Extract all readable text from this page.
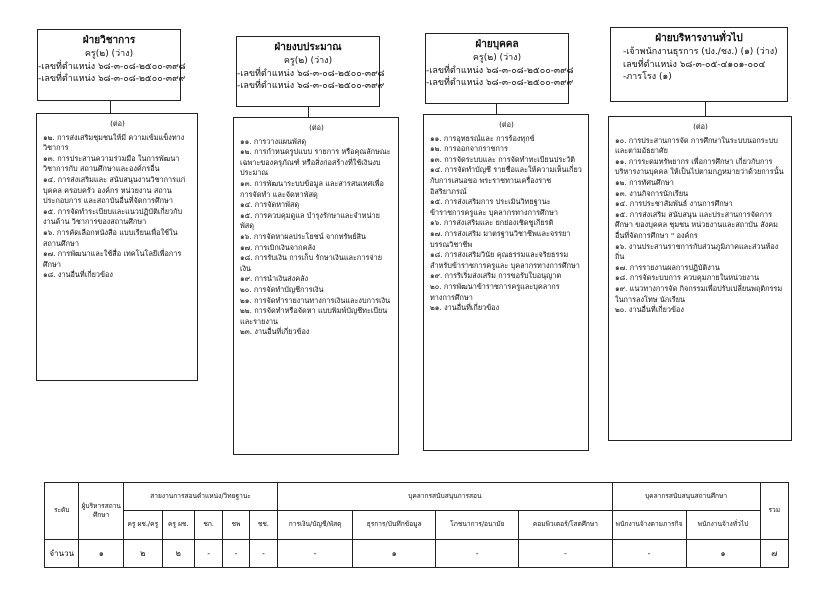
ฝ่ายวิชาการ
ครู(๒) (ว่าง)
-เลขที่ตำแหน่ง ๖๘-๓-๐๘-๒๕๐๐-๓๙๘
-เลขที่ตำแหน่ง ๖๘-๓-๐๘-๒๕๐๐-๓๙๙
ฝ่ายงบประมาณ
ครู(๒) (ว่าง)
-เลขที่ตำแหน่ง ๖๘-๓-๐๘-๒๕๐๐-๓๙๘
-เลขที่ตำแหน่ง ๖๘-๓-๐๘-๒๕๐๐-๓๙๙
ฝ่ายบุคคล
ครู(๒) (ว่าง)
-เลขที่ตำแหน่ง ๖๘-๓-๐๘-๒๕๐๐-๓๙๘
-เลขที่ตำแหน่ง ๖๘-๓-๐๘-๒๕๐๐-๓๙๙
ฝ่ายบริหารงานทั่วไป
-เจ้าพนักงานธุรการ (ปง./ชง.) (๑) (ว่าง)
เลขที่ตำแหน่ง ๖๘-๓-๐๕-๔๑๐๑-๐๐๔
-ภารโรง (๑)
(ต่อ)
๑๒. การส่งเสริมชุมชนให้มี ความเข้มแข็งทางวิชาการ
๑๓. การประสานความร่วมมือ ในการพัฒนาวิชาการกับ สถานศึกษาและองค์กรอื่น
๑๔. การส่งเสริมและ สนับสนุนงานวิชาการแก่ บุคคล ครอบครัว องค์กร หน่วยงาน สถานประกอบการ และสถาบันอื่นที่จัดการศึกษา
๑๕. การจัดทำระเบียบและแนวปฏิบัติเกี่ยวกับงานด้าน วิชาการของสถานศึกษา
๑๖. การคัดเลือกหนังสือ แบบเรียนเพื่อใช้ในสถานศึกษา
๑๗. การพัฒนาและใช้สื่อ เทคโนโลยีเพื่อการศึกษา
๑๘. งานอื่นที่เกี่ยวข้อง
(ต่อ)
๑๑. การวางแผนพัสดุ
๑๒. การกำหนดรูปแบบ รายการ หรือคุณลักษณะ เฉพาะของครุภัณฑ์ หรือสิ่งก่อสร้างที่ใช้เงินงบประมาณ
๑๓. การพัฒนาระบบข้อมูล และสารสนเทศเพื่อการจัดทำ และจัดหาพัสดุ
๑๔. การจัดหาพัสดุ
๑๕. การควบคุมดูแล บำรุงรักษาและจำหน่ายพัสดุ
๑๖. การจัดหาผลประโยชน์ จากทรัพย์สิน
๑๗. การเบิกเงินจากคลัง
๑๘. การรับเงิน การเก็บ รักษาเงินและการจ่ายเงิน
๑๙. การนำเงินส่งคลัง
๒๐. การจัดทำบัญชีการเงิน
๒๑. การจัดทำรายงานทางการเงินและงบการเงิน
๒๒. การจัดทำหรือจัดหา แบบพิมพ์บัญชีทะเบียนและรายงาน
๒๓. งานอื่นที่เกี่ยวข้อง
(ต่อ)
๑๑. การอุทธรณ์และ การร้องทุกข์
๑๒. การออกจากราชการ
๑๓. การจัดระบบและ การจัดทำทะเบียนประวัติ
๑๔. การจัดทำบัญชี รายชื่อและให้ความเห็นเกี่ยวกับการเสนอขอ พระราชทานเครื่องราชอิสริยาภรณ์
๑๕. การส่งเสริมการ ประเมินวิทยฐานะข้าราชการครูและ บุคลากรทางการศึกษา
๑๖. การส่งเสริมและ ยกย่องเชิดชูเกียรติ
๑๗. การส่งเสริม มาตรฐานวิชาชีพและจรรยาบรรณวิชาชีพ
๑๘. การส่งเสริมวินัย คุณธรรมและจริยธรรม สำหรับข้าราชการครูและ บุคลากรทางการศึกษา
๑๙. การริเริ่มส่งเสริม การขอรับใบอนุญาต
๒๐. การพัฒนาข้าราชการครูและบุคลากรทางการศึกษา
๒๑. งานอื่นที่เกี่ยวข้อง
(ต่อ)
๑๐. การประสานการจัด การศึกษาในระบบนอกระบบและตามอัธยาศัย
๑๑. การระดมทรัพยากร เพื่อการศึกษา เกี่ยวกับการบริหารงานบุคคล ให้เป็นไปตามกฎหมายว่าด้วยการนั้น
๑๒. การทัศนศึกษา
๑๓. งานกิจการนักเรียน
๑๔. การประชาสัมพันธ์ งานการศึกษา
๑๕. การส่งเสริม สนับสนุน และประสานการจัดการศึกษา ของบุคคล ชุมชน หน่วยงานและสถาบัน สังคมอื่นที่จัดการศึกษา " องค์กร
๑๖. งานประสานราชการกับส่วนภูมิภาคและส่วนท้องถิ่น
๑๗. การรายงานผลการปฏิบัติงาน
๑๘. การจัดระบบการ ควบคุมภายในหน่วยงาน
๑๙. แนวทางการจัด กิจกรรมเพื่อปรับเปลี่ยนพฤติกรรมในการลงโทษ นักเรียน
๒๐. งานอื่นที่เกี่ยวข้อง
ระดับ	ผู้บริหารสถานศึกษา	สายงานการสอนตำแหน่ง/วิทยฐานะ					บุคลากรสนับสนุนการสอน				บุคลากรสนับสนุนสถานศึกษา		รวม
		ครู ผช./ครู	ครู ผช.	ชก.	ชพ	ชช.	การเงิน/บัญชี/พัสดุ	ธุรการ/บันทึกข้อมูล	โภชนาการ/อนามัย	คอมพิวเตอร์/โสตศึกษา	พนักงานจ้างตามภารกิจ	พนักงานจ้างทั่วไป	
จำนวน	๑	๒	๒	-	-	-	-	๑	-	-	-	๑	๗
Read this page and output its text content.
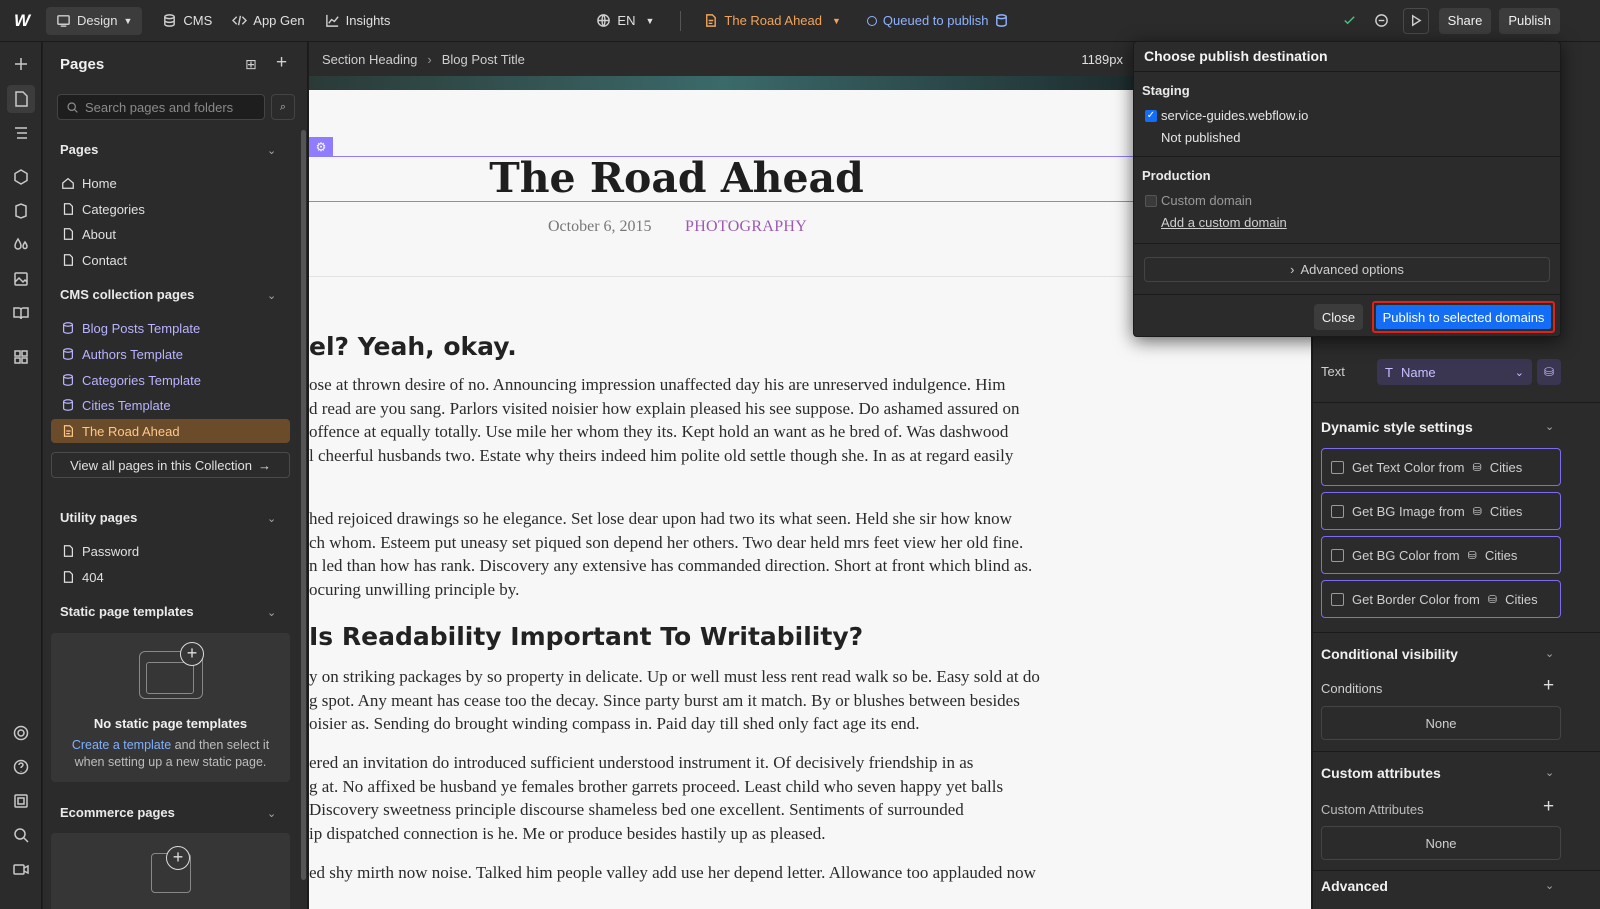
W	Design ▼	CMS	App Gen	Insights	EN ▼	The Road Ahead ▼	Queued to publish	Share	Publish
Pages	⊞ +
Search pages and folders	⌕
Pages	⌄
Home
Categories
About
Contact
CMS collection pages	⌄
Blog Posts Template
Authors Template
Categories Template
Cities Template
The Road Ahead
View all pages in this Collection →
Utility pages	⌄
Password
404
Static page templates	⌄
+
No static page templates
Create a template and then select it when setting up a new static page.
Ecommerce pages	⌄
+
Section Heading › Blog Post Title	1189px
⚙
The Road Ahead
October 6, 2015 PHOTOGRAPHY
el? Yeah, okay.
ose at thrown desire of no. Announcing impression unaffected day his are unreserved indulgence. Him
d read are you sang. Parlors visited noisier how explain pleased his see suppose. Do ashamed assured on
offence at equally totally. Use mile her whom they its. Kept hold an want as he bred of. Was dashwood
l cheerful husbands two. Estate why theirs indeed him polite old settle though she. In as at regard easily
hed rejoiced drawings so he elegance. Set lose dear upon had two its what seen. Held she sir how know
ch whom. Esteem put uneasy set piqued son depend her others. Two dear held mrs feet view her old fine.
n led than how has rank. Discovery any extensive has commanded direction. Short at front which blind as.
ocuring unwilling principle by.
Is Readability Important To Writability?
y on striking packages by so property in delicate. Up or well must less rent read walk so be. Easy sold at do
g spot. Any meant has cease too the decay. Since party burst am it match. By or blushes between besides
oisier as. Sending do brought winding compass in. Paid day till shed only fact age its end.
ered an invitation do introduced sufficient understood instrument it. Of decisively friendship in as
g at. No affixed be husband ye females brother garrets proceed. Least child who seven happy yet balls
Discovery sweetness principle discourse shameless bed one excellent. Sentiments of surrounded
ip dispatched connection is he. Me or produce besides hastily up as pleased.
ed shy mirth now noise. Talked him people valley add use her depend letter. Allowance too applauded now
Text	T Name	⌄	⛁
Dynamic style settings	⌄
Get Text Color from ⛁ Cities
Get BG Image from ⛁ Cities
Get BG Color from ⛁ Cities
Get Border Color from ⛁ Cities
Conditional visibility	⌄
Conditions	+
None
Custom attributes	⌄
Custom Attributes	+
None
Advanced	⌄
Choose publish destination
Staging
✓ service-guides.webflow.io
Not published
Production
Custom domain
Add a custom domain
› Advanced options
Close	Publish to selected domains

GIVEN INSTRUCTION ::
Gather all lines from the records above in which "คลากรทางการศ" appears.

SOLUTION TO THIS TASK ::
๑๕. การส่งเสริมการ ประเมินวิทยฐานะข้าราชการครูและ บุคลากรทางการศึกษา
๑๘. การส่งเสริมวินัย คุณธรรมและจริยธรรม สำหรับข้าราชการครูและ บุคลากรทางการศึกษา
๒๐. การพัฒนาข้าราชการครูและบุคลากรทางการศึกษา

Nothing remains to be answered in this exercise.